# Your goal:
Set down each line of the material that follows, exactly, with no pictures.

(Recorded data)
:::::

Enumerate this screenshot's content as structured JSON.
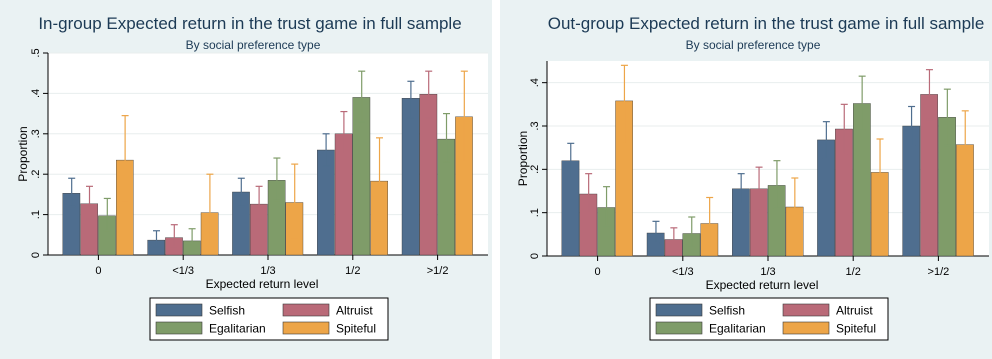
{
  "colors": {
    "Selfish": "#4f6e8f",
    "Altruist": "#b96a78",
    "Egalitarian": "#7f9c69",
    "Spiteful": "#eda548"
  },
  "chart_data": [
    {
      "type": "bar",
      "title": "In-group Expected return in the trust game in full sample",
      "subtitle": "By social preference type",
      "xlabel": "Expected return level",
      "ylabel": "Proportion",
      "ylim": [
        0,
        0.5
      ],
      "yticks": [
        0,
        0.1,
        0.2,
        0.3,
        0.4,
        0.5
      ],
      "ytick_labels": [
        "0",
        ".1",
        ".2",
        ".3",
        ".4",
        ".5"
      ],
      "categories": [
        "0",
        "<1/3",
        "1/3",
        "1/2",
        ">1/2"
      ],
      "legend": "bottom",
      "series": [
        {
          "name": "Selfish",
          "values": [
            0.153,
            0.037,
            0.156,
            0.26,
            0.388
          ],
          "ci_low": [
            0.12,
            0.02,
            0.12,
            0.22,
            0.34
          ],
          "ci_high": [
            0.19,
            0.06,
            0.19,
            0.3,
            0.43
          ]
        },
        {
          "name": "Altruist",
          "values": [
            0.127,
            0.043,
            0.126,
            0.3,
            0.398
          ],
          "ci_low": [
            0.09,
            0.02,
            0.09,
            0.25,
            0.34
          ],
          "ci_high": [
            0.17,
            0.075,
            0.17,
            0.355,
            0.455
          ]
        },
        {
          "name": "Egalitarian",
          "values": [
            0.097,
            0.035,
            0.185,
            0.39,
            0.287
          ],
          "ci_low": [
            0.06,
            0.01,
            0.135,
            0.33,
            0.23
          ],
          "ci_high": [
            0.14,
            0.065,
            0.24,
            0.455,
            0.35
          ]
        },
        {
          "name": "Spiteful",
          "values": [
            0.235,
            0.105,
            0.13,
            0.183,
            0.342
          ],
          "ci_low": [
            0.135,
            0.02,
            0.04,
            0.085,
            0.23
          ],
          "ci_high": [
            0.345,
            0.2,
            0.225,
            0.29,
            0.455
          ]
        }
      ]
    },
    {
      "type": "bar",
      "title": "Out-group Expected return in the trust game in full sample",
      "subtitle": "By social preference type",
      "xlabel": "Expected return level",
      "ylabel": "Proportion",
      "ylim": [
        0,
        0.45
      ],
      "yticks": [
        0,
        0.1,
        0.2,
        0.3,
        0.4
      ],
      "ytick_labels": [
        "0",
        ".1",
        ".2",
        ".3",
        ".4"
      ],
      "categories": [
        "0",
        "<1/3",
        "1/3",
        "1/2",
        ">1/2"
      ],
      "legend": "bottom",
      "series": [
        {
          "name": "Selfish",
          "values": [
            0.22,
            0.053,
            0.155,
            0.268,
            0.3
          ],
          "ci_low": [
            0.18,
            0.03,
            0.12,
            0.225,
            0.255
          ],
          "ci_high": [
            0.26,
            0.08,
            0.19,
            0.31,
            0.345
          ]
        },
        {
          "name": "Altruist",
          "values": [
            0.143,
            0.038,
            0.155,
            0.293,
            0.373
          ],
          "ci_low": [
            0.1,
            0.015,
            0.105,
            0.235,
            0.315
          ],
          "ci_high": [
            0.19,
            0.065,
            0.205,
            0.35,
            0.43
          ]
        },
        {
          "name": "Egalitarian",
          "values": [
            0.112,
            0.052,
            0.163,
            0.352,
            0.32
          ],
          "ci_low": [
            0.07,
            0.02,
            0.11,
            0.29,
            0.255
          ],
          "ci_high": [
            0.16,
            0.09,
            0.22,
            0.415,
            0.385
          ]
        },
        {
          "name": "Spiteful",
          "values": [
            0.358,
            0.075,
            0.113,
            0.193,
            0.257
          ],
          "ci_low": [
            0.26,
            0.02,
            0.05,
            0.12,
            0.175
          ],
          "ci_high": [
            0.44,
            0.135,
            0.18,
            0.27,
            0.335
          ]
        }
      ]
    }
  ]
}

:::::

# Task output:
Enumerate this screenshot's content as structured JSON.
{
  "colors": {
    "Selfish": "#4f6e8f",
    "Altruist": "#b96a78",
    "Egalitarian": "#7f9c69",
    "Spiteful": "#eda548"
  },
  "chart_data": [
    {
      "type": "bar",
      "title": "In-group Expected return in the trust game in full sample",
      "subtitle": "By social preference type",
      "xlabel": "Expected return level",
      "ylabel": "Proportion",
      "ylim": [
        0,
        0.5
      ],
      "yticks": [
        0,
        0.1,
        0.2,
        0.3,
        0.4,
        0.5
      ],
      "ytick_labels": [
        "0",
        ".1",
        ".2",
        ".3",
        ".4",
        ".5"
      ],
      "categories": [
        "0",
        "<1/3",
        "1/3",
        "1/2",
        ">1/2"
      ],
      "legend": "bottom",
      "series": [
        {
          "name": "Selfish",
          "values": [
            0.153,
            0.037,
            0.156,
            0.26,
            0.388
          ],
          "ci_low": [
            0.12,
            0.02,
            0.12,
            0.22,
            0.34
          ],
          "ci_high": [
            0.19,
            0.06,
            0.19,
            0.3,
            0.43
          ]
        },
        {
          "name": "Altruist",
          "values": [
            0.127,
            0.043,
            0.126,
            0.3,
            0.398
          ],
          "ci_low": [
            0.09,
            0.02,
            0.09,
            0.25,
            0.34
          ],
          "ci_high": [
            0.17,
            0.075,
            0.17,
            0.355,
            0.455
          ]
        },
        {
          "name": "Egalitarian",
          "values": [
            0.097,
            0.035,
            0.185,
            0.39,
            0.287
          ],
          "ci_low": [
            0.06,
            0.01,
            0.135,
            0.33,
            0.23
          ],
          "ci_high": [
            0.14,
            0.065,
            0.24,
            0.455,
            0.35
          ]
        },
        {
          "name": "Spiteful",
          "values": [
            0.235,
            0.105,
            0.13,
            0.183,
            0.342
          ],
          "ci_low": [
            0.135,
            0.02,
            0.04,
            0.085,
            0.23
          ],
          "ci_high": [
            0.345,
            0.2,
            0.225,
            0.29,
            0.455
          ]
        }
      ]
    },
    {
      "type": "bar",
      "title": "Out-group Expected return in the trust game in full sample",
      "subtitle": "By social preference type",
      "xlabel": "Expected return level",
      "ylabel": "Proportion",
      "ylim": [
        0,
        0.45
      ],
      "yticks": [
        0,
        0.1,
        0.2,
        0.3,
        0.4
      ],
      "ytick_labels": [
        "0",
        ".1",
        ".2",
        ".3",
        ".4"
      ],
      "categories": [
        "0",
        "<1/3",
        "1/3",
        "1/2",
        ">1/2"
      ],
      "legend": "bottom",
      "series": [
        {
          "name": "Selfish",
          "values": [
            0.22,
            0.053,
            0.155,
            0.268,
            0.3
          ],
          "ci_low": [
            0.18,
            0.03,
            0.12,
            0.225,
            0.255
          ],
          "ci_high": [
            0.26,
            0.08,
            0.19,
            0.31,
            0.345
          ]
        },
        {
          "name": "Altruist",
          "values": [
            0.143,
            0.038,
            0.155,
            0.293,
            0.373
          ],
          "ci_low": [
            0.1,
            0.015,
            0.105,
            0.235,
            0.315
          ],
          "ci_high": [
            0.19,
            0.065,
            0.205,
            0.35,
            0.43
          ]
        },
        {
          "name": "Egalitarian",
          "values": [
            0.112,
            0.052,
            0.163,
            0.352,
            0.32
          ],
          "ci_low": [
            0.07,
            0.02,
            0.11,
            0.29,
            0.255
          ],
          "ci_high": [
            0.16,
            0.09,
            0.22,
            0.415,
            0.385
          ]
        },
        {
          "name": "Spiteful",
          "values": [
            0.358,
            0.075,
            0.113,
            0.193,
            0.257
          ],
          "ci_low": [
            0.26,
            0.02,
            0.05,
            0.12,
            0.175
          ],
          "ci_high": [
            0.44,
            0.135,
            0.18,
            0.27,
            0.335
          ]
        }
      ]
    }
  ]
}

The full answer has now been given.